Output nothing but the number of lines that include the word "Tibial".

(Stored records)
..........

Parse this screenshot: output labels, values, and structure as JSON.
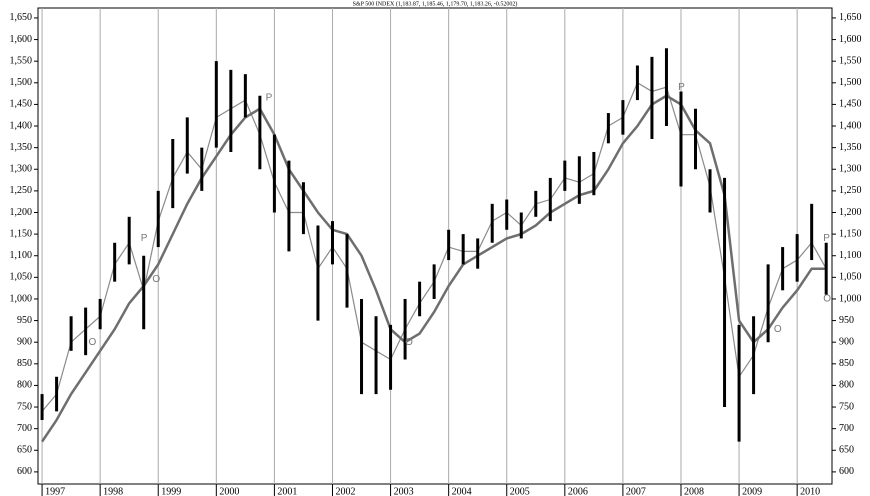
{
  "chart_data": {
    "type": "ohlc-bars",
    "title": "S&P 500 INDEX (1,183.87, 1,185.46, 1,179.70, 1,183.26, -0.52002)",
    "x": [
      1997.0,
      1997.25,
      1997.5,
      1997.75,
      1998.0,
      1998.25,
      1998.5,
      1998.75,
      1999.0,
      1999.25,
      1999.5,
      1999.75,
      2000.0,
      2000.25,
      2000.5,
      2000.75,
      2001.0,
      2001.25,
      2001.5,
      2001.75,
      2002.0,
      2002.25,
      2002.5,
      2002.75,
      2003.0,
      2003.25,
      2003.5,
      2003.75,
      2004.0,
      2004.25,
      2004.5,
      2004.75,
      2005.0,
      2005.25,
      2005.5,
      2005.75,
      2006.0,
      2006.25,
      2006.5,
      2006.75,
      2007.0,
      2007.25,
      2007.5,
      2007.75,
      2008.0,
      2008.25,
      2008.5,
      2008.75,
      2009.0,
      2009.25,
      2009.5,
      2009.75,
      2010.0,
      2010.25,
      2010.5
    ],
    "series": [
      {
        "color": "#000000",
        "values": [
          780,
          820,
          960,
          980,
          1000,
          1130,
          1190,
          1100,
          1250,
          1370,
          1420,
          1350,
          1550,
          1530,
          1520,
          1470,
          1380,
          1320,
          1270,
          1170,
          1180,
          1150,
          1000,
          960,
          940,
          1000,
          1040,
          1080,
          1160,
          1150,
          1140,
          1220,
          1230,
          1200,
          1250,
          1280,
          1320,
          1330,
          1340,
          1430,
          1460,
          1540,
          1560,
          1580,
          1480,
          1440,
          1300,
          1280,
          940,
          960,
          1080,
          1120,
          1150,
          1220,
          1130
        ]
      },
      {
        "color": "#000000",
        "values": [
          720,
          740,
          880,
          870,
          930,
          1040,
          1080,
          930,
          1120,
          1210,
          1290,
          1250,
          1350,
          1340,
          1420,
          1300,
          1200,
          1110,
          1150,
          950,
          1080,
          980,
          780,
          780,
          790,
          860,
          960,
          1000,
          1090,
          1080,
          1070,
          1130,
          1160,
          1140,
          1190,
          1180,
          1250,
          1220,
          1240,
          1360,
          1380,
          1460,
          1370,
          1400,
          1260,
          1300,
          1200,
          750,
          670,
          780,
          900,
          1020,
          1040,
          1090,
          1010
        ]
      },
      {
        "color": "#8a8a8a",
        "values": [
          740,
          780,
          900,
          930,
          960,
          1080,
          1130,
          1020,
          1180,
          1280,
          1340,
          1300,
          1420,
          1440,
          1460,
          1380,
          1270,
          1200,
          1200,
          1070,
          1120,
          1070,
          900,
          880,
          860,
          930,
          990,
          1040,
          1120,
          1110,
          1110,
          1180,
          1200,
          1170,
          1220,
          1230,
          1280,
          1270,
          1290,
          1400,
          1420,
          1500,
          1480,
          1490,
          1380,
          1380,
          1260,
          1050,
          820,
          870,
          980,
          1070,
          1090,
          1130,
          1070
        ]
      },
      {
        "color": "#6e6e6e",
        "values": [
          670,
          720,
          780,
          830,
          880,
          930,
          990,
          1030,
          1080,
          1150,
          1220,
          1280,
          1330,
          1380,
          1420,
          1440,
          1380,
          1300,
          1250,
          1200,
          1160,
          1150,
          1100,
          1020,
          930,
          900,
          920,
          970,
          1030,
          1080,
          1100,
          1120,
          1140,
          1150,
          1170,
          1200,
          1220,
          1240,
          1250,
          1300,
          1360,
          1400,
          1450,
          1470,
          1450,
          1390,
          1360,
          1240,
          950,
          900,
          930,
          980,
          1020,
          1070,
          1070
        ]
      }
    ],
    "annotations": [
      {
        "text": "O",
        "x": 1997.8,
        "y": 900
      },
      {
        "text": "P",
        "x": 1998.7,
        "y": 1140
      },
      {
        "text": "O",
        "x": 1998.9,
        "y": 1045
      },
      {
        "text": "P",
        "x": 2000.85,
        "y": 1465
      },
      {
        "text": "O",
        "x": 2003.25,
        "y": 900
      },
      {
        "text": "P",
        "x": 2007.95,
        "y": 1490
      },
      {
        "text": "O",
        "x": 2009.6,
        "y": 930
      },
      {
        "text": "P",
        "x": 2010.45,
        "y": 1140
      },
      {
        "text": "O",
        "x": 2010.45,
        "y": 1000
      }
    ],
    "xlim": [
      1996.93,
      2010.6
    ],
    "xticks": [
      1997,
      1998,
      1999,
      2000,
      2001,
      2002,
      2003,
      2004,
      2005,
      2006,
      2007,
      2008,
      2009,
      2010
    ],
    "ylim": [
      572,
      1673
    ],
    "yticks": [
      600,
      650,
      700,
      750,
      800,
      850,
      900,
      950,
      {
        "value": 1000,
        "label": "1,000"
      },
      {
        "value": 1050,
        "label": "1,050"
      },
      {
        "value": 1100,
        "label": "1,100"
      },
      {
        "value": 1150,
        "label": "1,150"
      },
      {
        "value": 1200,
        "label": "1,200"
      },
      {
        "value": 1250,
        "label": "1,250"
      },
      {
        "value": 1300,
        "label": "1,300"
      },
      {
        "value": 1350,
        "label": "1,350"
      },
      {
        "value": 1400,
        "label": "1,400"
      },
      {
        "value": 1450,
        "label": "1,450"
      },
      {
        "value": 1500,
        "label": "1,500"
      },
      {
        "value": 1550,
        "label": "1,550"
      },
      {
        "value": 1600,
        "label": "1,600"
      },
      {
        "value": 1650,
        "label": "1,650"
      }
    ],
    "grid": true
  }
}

..........

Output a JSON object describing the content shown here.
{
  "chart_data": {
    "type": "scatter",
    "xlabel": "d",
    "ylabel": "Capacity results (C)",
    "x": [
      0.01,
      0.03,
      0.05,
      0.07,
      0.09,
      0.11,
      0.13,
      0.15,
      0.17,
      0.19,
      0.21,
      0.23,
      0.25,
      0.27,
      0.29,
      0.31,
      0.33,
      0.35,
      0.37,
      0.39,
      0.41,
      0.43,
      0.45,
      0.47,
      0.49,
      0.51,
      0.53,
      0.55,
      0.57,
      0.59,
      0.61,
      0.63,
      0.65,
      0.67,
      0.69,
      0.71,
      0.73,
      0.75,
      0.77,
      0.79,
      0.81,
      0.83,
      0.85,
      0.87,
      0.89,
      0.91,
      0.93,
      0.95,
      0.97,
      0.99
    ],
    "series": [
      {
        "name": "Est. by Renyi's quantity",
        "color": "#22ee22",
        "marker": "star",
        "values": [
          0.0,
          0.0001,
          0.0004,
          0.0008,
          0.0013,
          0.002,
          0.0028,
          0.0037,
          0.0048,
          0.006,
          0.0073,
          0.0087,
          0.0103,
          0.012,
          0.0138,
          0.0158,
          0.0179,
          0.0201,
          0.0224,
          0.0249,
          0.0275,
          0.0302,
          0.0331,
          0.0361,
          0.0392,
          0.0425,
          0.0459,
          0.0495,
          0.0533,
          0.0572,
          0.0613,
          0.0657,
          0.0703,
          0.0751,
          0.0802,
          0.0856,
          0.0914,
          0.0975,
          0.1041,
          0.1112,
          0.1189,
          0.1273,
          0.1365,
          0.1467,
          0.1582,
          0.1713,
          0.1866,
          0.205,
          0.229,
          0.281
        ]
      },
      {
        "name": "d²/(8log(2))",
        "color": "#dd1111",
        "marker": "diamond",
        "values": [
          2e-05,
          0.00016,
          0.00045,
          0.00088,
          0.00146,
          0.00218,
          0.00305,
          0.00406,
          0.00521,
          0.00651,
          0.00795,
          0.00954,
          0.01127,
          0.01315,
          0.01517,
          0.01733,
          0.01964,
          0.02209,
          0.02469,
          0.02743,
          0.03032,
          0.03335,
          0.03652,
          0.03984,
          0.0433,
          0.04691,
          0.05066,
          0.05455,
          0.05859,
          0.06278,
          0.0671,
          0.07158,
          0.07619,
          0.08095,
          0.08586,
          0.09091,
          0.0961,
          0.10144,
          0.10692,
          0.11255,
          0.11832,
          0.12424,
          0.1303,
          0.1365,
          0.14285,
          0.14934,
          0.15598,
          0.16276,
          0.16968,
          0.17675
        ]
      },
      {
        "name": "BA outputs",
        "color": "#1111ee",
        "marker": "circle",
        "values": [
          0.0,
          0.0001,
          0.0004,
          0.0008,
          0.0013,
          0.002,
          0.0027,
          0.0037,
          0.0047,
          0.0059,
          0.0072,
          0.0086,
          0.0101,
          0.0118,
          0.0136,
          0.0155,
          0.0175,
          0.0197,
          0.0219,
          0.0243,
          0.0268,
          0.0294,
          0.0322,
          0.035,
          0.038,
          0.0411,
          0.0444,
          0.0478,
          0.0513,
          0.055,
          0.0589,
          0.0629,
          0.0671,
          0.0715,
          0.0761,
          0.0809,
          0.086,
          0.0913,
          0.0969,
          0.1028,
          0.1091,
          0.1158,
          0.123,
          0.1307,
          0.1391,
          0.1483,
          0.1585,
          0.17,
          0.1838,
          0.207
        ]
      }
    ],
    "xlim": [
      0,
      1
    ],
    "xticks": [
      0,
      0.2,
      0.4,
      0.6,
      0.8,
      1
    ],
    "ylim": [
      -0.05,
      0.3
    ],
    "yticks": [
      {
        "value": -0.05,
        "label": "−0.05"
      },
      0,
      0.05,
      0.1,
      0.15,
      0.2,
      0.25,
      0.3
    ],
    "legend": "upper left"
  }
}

..........

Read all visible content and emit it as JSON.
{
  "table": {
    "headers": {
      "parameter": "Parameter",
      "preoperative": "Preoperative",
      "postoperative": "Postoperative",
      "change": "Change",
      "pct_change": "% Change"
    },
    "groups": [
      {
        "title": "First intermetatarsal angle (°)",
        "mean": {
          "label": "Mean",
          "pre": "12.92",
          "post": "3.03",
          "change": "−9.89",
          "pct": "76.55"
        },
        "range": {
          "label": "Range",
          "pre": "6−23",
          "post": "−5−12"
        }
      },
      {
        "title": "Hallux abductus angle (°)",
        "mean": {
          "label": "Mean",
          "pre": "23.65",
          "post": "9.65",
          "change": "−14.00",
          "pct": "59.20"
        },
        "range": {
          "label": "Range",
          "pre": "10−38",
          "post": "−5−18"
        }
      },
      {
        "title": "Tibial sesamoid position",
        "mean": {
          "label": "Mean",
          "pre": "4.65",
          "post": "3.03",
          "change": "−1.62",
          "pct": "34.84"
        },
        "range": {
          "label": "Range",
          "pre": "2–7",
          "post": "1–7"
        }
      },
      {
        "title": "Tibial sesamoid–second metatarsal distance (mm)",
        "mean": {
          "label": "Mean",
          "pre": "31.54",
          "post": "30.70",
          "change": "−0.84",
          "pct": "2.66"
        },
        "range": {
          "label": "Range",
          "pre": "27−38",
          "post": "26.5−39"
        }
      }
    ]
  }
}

..........

-- Output for this exercise --
2